§ **Set problem**: Give every entry again, word for word and in full.

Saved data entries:
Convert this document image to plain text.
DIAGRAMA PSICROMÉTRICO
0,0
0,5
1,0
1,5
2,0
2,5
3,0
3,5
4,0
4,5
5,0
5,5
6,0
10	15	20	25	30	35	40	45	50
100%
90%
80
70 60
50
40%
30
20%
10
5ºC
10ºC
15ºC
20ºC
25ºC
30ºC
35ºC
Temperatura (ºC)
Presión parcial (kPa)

§ **Finished exercise**:
Convert this document image to plain text.
DIAGRAMA PSICROMÉTRICO
0,0
0,5
1,0
1,5
2,0
2,5
3,0
3,5
4,0
4,5
5,0
5,5
6,0
10	15	20	25	30	35	40	45	50
100%
90%
80
70 60
50
40%
30
20%
10
5ºC
10ºC
15ºC
20ºC
25ºC
30ºC
35ºC
Temperatura (ºC)
Presión parcial (kPa)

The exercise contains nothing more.